Answer with one number: the count of lines in the listing below that hold the word "studia".

══ Extracted material

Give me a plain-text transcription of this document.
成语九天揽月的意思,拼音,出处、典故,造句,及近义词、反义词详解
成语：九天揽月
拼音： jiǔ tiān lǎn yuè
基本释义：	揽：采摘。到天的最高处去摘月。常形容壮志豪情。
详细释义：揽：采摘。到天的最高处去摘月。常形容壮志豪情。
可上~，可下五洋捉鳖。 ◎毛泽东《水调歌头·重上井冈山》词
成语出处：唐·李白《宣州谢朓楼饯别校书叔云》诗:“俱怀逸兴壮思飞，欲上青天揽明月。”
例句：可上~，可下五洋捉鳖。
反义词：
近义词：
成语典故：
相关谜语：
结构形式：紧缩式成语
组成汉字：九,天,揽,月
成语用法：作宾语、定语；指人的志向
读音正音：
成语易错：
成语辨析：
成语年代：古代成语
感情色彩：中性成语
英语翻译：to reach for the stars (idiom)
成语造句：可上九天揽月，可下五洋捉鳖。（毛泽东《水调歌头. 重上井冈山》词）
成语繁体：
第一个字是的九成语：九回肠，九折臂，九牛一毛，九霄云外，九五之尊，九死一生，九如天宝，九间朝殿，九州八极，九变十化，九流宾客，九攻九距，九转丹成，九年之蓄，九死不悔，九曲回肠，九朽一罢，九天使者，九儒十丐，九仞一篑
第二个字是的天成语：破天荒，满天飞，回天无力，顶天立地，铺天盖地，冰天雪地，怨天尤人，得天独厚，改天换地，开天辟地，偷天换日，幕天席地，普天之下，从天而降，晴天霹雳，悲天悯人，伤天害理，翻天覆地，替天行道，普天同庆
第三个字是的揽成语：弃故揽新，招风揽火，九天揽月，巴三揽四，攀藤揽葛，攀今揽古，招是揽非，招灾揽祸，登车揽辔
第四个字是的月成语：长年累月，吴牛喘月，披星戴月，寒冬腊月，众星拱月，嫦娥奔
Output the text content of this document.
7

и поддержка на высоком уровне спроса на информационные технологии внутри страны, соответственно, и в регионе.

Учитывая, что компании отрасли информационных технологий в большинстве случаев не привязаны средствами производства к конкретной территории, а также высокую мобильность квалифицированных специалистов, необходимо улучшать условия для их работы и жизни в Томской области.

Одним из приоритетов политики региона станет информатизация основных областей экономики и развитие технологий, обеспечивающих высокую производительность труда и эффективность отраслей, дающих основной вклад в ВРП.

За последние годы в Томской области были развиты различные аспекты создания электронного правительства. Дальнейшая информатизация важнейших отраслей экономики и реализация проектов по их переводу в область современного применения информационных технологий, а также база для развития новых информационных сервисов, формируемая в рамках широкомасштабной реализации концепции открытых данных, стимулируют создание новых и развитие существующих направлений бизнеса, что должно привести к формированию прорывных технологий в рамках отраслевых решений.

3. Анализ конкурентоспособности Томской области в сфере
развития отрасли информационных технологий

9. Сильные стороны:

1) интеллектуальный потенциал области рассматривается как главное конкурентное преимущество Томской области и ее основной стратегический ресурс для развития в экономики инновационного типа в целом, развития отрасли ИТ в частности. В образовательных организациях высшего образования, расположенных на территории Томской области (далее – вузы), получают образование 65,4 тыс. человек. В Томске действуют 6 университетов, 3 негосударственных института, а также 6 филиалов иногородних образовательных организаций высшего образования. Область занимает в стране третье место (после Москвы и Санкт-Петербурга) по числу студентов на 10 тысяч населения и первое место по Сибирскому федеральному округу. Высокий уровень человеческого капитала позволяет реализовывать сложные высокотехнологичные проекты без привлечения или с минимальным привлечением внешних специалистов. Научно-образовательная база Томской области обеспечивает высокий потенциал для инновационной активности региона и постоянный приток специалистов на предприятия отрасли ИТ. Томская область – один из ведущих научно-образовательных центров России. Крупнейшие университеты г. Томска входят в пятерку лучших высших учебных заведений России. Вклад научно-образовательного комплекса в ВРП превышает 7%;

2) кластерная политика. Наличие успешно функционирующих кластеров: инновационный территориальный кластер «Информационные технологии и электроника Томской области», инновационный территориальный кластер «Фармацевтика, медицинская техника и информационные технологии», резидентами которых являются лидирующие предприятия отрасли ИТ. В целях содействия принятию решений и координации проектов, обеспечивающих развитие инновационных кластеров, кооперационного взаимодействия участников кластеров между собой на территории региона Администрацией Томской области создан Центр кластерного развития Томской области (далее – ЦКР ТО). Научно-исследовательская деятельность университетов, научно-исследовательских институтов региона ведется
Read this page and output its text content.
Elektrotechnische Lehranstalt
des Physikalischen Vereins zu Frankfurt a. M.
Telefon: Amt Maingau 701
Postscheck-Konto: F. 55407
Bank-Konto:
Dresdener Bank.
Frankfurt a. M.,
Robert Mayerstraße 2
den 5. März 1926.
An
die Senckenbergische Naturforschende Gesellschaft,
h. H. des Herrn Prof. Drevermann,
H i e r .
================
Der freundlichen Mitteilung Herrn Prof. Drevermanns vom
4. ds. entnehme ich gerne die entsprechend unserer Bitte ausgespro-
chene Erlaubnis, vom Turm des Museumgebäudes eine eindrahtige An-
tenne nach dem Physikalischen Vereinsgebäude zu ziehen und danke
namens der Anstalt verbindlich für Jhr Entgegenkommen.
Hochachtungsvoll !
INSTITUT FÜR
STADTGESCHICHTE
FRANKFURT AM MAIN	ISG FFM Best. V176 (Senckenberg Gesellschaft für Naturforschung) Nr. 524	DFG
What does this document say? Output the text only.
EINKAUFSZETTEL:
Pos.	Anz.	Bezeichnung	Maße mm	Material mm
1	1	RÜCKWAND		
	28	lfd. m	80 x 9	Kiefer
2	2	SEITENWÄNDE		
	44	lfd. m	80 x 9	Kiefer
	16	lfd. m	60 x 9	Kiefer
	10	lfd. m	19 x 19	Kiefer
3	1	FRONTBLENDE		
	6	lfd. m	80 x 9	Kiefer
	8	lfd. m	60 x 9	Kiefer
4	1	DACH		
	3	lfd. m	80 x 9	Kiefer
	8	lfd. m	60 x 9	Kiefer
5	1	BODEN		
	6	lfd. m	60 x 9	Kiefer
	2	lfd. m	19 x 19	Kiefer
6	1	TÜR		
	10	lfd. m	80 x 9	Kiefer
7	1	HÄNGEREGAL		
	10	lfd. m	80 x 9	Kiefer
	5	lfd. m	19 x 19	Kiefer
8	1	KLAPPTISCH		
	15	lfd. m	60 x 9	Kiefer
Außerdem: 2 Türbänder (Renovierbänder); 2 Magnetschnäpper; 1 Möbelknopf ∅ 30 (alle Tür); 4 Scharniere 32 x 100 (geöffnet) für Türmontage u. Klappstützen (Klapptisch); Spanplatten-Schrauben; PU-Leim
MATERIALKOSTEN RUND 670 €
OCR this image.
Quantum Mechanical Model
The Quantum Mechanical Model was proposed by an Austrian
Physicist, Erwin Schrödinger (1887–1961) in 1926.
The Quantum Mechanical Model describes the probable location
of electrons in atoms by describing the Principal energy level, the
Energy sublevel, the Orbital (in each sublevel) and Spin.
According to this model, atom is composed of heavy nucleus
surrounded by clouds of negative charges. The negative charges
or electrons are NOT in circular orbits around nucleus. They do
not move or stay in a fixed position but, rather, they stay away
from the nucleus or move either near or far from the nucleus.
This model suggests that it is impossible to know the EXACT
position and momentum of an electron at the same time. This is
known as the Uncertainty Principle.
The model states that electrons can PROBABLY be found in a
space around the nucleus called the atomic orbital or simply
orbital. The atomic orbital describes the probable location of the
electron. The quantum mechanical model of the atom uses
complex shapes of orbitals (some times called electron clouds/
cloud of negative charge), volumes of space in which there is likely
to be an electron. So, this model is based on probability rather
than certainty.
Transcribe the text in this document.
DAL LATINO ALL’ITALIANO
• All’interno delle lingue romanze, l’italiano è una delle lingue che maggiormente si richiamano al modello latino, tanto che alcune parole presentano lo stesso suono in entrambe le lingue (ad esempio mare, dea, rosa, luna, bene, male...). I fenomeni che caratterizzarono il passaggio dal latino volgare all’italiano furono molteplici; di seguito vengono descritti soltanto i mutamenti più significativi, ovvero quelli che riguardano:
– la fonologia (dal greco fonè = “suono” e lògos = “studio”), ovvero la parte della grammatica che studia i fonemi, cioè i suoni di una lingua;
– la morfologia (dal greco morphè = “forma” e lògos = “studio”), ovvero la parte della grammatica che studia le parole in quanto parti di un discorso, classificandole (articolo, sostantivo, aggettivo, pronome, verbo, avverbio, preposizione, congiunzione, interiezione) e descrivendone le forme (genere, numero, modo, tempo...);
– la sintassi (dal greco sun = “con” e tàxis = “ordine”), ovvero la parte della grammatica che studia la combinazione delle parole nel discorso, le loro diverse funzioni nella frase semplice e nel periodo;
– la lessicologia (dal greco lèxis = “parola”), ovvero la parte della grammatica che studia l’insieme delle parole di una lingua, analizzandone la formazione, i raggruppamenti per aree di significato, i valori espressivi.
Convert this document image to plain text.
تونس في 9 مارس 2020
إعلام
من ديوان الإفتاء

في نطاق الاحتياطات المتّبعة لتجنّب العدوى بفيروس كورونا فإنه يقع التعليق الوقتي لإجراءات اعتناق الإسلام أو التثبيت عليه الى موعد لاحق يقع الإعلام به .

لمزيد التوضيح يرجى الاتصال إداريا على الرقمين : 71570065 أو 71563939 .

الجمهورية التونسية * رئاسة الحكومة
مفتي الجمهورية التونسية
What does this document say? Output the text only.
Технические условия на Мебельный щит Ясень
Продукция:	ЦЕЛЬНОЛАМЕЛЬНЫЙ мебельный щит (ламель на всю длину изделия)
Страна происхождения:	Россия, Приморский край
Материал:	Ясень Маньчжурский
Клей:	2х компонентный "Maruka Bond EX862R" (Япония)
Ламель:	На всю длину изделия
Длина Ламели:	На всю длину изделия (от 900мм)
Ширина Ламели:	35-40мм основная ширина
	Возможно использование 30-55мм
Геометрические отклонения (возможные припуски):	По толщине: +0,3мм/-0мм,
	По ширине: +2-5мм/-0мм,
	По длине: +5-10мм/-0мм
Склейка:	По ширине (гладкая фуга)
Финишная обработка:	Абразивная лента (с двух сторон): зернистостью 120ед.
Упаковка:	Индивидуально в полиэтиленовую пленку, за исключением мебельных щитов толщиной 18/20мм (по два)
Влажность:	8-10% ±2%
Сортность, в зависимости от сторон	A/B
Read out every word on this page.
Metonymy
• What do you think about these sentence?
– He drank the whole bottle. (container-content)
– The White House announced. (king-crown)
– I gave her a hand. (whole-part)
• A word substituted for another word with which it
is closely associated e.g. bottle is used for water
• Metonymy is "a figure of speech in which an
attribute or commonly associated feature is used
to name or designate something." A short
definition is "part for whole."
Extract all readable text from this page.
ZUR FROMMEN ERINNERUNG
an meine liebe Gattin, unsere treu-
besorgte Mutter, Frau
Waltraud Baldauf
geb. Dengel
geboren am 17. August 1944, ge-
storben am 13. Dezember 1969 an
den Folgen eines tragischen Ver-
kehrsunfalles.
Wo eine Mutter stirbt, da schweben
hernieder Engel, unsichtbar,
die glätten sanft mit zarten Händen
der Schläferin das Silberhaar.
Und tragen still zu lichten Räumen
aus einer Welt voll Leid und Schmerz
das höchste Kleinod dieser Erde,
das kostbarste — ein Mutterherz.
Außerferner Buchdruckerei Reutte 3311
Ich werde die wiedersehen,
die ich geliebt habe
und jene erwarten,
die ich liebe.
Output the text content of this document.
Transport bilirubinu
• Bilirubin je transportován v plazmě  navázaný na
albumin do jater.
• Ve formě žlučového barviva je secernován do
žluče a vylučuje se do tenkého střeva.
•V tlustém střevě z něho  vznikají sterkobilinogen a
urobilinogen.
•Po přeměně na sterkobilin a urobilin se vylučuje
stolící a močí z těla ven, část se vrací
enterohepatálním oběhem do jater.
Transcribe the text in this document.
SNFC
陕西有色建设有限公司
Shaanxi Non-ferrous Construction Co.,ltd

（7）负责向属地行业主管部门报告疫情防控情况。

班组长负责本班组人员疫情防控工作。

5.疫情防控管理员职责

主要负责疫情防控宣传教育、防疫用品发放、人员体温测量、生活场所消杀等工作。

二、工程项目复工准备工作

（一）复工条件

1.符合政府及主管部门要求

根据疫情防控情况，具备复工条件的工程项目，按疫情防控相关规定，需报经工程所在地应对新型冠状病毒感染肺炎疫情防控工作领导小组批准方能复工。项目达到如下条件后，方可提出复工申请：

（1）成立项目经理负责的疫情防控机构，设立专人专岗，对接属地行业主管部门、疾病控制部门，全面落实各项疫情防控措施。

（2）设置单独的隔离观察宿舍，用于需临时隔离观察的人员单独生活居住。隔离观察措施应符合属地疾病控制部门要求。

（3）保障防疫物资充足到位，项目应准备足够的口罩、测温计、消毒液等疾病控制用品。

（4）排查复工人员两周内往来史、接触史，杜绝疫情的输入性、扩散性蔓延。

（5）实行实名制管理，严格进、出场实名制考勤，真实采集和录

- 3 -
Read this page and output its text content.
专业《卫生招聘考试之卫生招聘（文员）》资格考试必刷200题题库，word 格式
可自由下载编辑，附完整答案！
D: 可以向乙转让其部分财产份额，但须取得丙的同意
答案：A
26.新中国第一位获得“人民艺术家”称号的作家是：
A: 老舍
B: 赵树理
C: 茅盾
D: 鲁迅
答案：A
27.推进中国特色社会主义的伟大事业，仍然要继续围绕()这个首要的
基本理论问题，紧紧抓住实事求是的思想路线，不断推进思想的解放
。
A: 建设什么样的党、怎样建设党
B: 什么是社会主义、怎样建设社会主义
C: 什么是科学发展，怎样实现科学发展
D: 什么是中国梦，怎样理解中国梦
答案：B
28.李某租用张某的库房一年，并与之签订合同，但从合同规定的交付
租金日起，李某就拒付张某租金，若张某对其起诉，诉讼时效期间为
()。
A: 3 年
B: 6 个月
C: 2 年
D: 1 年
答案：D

════

• [Full answer]: 4